Task brief: Copy, from the entries below, each line in which the string "日照时间长" appears.

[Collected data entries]
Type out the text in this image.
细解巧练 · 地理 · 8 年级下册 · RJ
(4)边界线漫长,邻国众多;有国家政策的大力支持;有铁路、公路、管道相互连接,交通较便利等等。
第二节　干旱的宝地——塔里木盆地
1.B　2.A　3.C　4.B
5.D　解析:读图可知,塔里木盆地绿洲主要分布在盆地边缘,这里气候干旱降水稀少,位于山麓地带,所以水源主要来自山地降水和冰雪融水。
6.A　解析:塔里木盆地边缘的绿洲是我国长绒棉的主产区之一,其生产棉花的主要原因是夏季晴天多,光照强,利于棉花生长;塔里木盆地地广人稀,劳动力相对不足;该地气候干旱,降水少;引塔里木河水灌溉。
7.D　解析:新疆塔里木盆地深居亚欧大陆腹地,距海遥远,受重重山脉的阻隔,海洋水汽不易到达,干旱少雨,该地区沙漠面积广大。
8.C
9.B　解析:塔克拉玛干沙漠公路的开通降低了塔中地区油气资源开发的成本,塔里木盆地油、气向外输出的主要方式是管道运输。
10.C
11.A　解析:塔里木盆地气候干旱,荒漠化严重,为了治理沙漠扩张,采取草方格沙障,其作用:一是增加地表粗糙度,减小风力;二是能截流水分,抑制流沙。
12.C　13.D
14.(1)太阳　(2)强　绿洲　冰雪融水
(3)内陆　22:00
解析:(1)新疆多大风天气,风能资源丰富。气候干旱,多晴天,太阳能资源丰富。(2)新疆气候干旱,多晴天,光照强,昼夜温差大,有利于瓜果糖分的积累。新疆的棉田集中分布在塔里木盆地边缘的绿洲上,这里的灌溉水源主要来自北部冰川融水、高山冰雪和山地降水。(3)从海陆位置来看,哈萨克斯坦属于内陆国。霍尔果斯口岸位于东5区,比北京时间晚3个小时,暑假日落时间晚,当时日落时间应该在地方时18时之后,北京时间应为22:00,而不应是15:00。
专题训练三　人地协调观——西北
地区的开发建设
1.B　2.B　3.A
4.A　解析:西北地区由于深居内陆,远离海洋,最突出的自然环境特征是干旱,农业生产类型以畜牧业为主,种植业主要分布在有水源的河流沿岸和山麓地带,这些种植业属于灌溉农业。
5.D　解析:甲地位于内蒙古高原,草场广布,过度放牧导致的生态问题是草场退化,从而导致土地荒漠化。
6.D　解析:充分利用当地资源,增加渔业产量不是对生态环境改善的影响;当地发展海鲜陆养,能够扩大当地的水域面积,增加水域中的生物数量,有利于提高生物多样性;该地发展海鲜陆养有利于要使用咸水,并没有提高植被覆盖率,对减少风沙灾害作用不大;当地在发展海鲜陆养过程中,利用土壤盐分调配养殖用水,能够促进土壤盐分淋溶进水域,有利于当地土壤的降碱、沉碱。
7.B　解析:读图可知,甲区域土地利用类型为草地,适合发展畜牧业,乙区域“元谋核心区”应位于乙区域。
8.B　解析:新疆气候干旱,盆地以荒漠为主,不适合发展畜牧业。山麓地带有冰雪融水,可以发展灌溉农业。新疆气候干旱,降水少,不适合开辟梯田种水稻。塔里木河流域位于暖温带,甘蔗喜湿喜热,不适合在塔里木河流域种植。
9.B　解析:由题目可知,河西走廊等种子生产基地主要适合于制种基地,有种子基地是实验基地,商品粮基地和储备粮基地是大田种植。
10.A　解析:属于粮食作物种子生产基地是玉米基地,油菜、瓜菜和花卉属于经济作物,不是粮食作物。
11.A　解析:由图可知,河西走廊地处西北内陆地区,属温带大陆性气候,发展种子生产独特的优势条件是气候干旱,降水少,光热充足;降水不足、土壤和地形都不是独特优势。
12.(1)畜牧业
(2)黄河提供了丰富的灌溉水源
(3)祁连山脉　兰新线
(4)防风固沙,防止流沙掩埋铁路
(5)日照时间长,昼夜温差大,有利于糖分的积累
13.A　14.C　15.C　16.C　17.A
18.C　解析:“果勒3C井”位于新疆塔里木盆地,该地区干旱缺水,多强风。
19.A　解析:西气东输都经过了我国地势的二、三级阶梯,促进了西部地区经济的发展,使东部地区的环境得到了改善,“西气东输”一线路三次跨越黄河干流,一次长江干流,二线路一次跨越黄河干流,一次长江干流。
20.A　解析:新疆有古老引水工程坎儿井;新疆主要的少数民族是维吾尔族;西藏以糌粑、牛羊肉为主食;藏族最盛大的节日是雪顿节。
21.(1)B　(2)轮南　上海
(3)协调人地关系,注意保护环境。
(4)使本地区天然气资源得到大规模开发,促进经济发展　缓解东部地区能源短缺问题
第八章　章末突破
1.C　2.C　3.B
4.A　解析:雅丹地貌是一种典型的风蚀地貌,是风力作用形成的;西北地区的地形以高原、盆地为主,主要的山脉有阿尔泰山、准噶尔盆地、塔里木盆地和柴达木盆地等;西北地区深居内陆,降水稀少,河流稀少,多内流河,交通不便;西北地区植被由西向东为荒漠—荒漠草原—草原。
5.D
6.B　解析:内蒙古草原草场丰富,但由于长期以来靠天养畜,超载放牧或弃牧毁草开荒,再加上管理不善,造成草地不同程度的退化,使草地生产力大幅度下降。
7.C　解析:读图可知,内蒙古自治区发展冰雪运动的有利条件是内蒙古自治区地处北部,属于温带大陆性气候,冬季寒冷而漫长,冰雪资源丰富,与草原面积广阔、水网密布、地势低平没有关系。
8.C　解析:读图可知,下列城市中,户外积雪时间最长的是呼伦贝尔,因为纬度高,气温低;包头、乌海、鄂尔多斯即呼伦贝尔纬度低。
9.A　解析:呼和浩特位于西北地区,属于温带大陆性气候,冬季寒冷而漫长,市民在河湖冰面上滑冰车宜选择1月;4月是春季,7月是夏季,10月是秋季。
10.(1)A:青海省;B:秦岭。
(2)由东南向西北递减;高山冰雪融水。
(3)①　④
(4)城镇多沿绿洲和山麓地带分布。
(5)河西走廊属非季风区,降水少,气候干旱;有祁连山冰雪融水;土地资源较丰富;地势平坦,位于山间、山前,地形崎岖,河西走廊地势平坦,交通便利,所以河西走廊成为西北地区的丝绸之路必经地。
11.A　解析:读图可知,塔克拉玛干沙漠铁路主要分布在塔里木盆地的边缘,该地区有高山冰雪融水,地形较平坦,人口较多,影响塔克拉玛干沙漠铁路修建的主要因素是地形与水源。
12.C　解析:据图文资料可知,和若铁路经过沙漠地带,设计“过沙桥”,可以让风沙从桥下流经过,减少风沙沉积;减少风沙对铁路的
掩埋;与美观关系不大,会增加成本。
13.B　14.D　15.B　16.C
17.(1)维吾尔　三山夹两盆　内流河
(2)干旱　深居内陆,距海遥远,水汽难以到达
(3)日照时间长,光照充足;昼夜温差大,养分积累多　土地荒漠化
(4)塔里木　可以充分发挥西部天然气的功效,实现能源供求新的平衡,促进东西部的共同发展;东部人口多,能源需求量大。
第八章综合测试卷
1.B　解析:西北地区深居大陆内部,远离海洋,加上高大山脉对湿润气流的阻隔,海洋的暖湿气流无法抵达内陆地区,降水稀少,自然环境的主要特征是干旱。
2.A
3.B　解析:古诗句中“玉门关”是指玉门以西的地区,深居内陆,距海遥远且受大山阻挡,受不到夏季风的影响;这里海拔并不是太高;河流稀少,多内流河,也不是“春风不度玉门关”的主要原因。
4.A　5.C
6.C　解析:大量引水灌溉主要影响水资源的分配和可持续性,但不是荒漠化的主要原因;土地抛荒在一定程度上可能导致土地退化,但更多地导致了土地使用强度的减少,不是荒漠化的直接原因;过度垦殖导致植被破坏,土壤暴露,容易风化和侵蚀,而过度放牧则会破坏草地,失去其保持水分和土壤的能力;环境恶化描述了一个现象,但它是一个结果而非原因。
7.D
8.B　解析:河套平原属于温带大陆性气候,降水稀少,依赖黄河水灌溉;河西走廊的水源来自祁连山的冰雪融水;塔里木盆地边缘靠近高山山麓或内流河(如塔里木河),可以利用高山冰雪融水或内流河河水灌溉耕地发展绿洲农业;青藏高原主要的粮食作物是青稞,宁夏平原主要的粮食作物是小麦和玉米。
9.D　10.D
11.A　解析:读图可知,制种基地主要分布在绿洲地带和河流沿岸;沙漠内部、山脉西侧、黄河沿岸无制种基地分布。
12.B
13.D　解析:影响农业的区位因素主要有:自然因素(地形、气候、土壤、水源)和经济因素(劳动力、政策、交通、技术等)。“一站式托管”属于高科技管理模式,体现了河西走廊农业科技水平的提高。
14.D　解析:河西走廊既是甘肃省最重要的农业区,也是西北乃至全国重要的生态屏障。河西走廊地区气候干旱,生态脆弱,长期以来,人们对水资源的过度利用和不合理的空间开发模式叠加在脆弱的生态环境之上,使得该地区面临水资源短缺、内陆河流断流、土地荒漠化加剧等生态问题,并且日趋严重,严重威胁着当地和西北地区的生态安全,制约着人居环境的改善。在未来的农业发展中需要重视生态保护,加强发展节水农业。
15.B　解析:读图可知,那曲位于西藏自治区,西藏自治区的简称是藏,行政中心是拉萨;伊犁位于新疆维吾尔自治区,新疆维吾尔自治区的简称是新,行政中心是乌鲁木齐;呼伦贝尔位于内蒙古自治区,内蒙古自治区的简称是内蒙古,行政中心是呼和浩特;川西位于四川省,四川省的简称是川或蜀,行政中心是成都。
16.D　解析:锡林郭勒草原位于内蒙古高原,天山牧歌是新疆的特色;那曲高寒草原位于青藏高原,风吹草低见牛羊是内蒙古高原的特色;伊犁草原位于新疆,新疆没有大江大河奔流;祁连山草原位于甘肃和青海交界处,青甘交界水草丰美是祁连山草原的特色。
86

Response to the exercise:
(5)日照时间长,昼夜温差大,有利于糖分的积累
(3)日照时间长,光照充足;昼夜温差大,养分积累多　土地荒漠化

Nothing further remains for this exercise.